_TASK MATERIAL_.
(begin)

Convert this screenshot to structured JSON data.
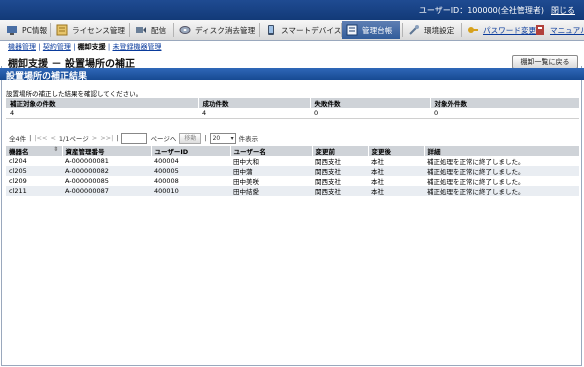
{
  "header": {
    "user_info": "ユーザーID：100000(全社管理者)",
    "logout": "閉じる"
  },
  "menu": [
    {
      "label": "PC情報",
      "icon": "pc-icon",
      "color": "#4a6fa5"
    },
    {
      "label": "ライセンス管理",
      "icon": "license-icon",
      "color": "#c79a2b"
    },
    {
      "label": "配信",
      "icon": "distribution-icon",
      "color": "#6a7f98"
    },
    {
      "label": "ディスク消去管理",
      "icon": "disk-erase-icon",
      "color": "#7d8fa8"
    },
    {
      "label": "スマートデバイス",
      "icon": "smart-device-icon",
      "color": "#3d4e66"
    },
    {
      "label": "管理台帳",
      "icon": "ledger-icon",
      "color": "#f0f4fa"
    },
    {
      "label": "環境設定",
      "icon": "settings-icon",
      "color": "#5f7794"
    },
    {
      "label": "パスワード変更",
      "icon": "key-icon",
      "color": "#d7a11c"
    },
    {
      "label": "マニュアル",
      "icon": "manual-icon",
      "color": "#b1403a"
    }
  ],
  "breadcrumb": {
    "items": [
      "機器管理",
      "契約管理",
      "棚卸支援",
      "未登録機器管理"
    ],
    "sep": "|"
  },
  "page": {
    "title": "棚卸支援 － 設置場所の補正",
    "back_button": "棚卸一覧に戻る",
    "section_title": "設置場所の補正結果",
    "description": "設置場所の補正した結果を確認してください。"
  },
  "summary": {
    "headers": [
      "補正対象の件数",
      "成功件数",
      "失敗件数",
      "対象外件数"
    ],
    "values": [
      "4",
      "4",
      "0",
      "0"
    ]
  },
  "pager": {
    "total": "全4件",
    "first": "|<<",
    "prev": "<",
    "page_info": "1/1ページ",
    "next": ">",
    "last": ">>|",
    "goto_label": "ページへ",
    "goto_value": "",
    "move_button": "移動",
    "per_page": "20",
    "per_page_label": "件表示"
  },
  "table": {
    "columns": [
      "機器名",
      "資産管理番号",
      "ユーザーID",
      "ユーザー名",
      "変更前",
      "変更後",
      "詳細"
    ],
    "sort_icon": "⇳",
    "rows": [
      [
        "cl204",
        "A-000000081",
        "400004",
        "田中大和",
        "関西支社",
        "本社",
        "補正処理を正常に終了しました。"
      ],
      [
        "cl205",
        "A-000000082",
        "400005",
        "田中蒲",
        "関西支社",
        "本社",
        "補正処理を正常に終了しました。"
      ],
      [
        "cl209",
        "A-000000085",
        "400008",
        "田中美咲",
        "関西支社",
        "本社",
        "補正処理を正常に終了しました。"
      ],
      [
        "cl211",
        "A-000000087",
        "400010",
        "田中結愛",
        "関西支社",
        "本社",
        "補正処理を正常に終了しました。"
      ]
    ]
  }
}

(end)

_TASK OBJECTIVE_. Show, from the listing above, each line that contains the word "ユーザーID".

_RESPONSE_.
    "user_info": "ユーザーID：100000(全社管理者)",
      "ユーザーID",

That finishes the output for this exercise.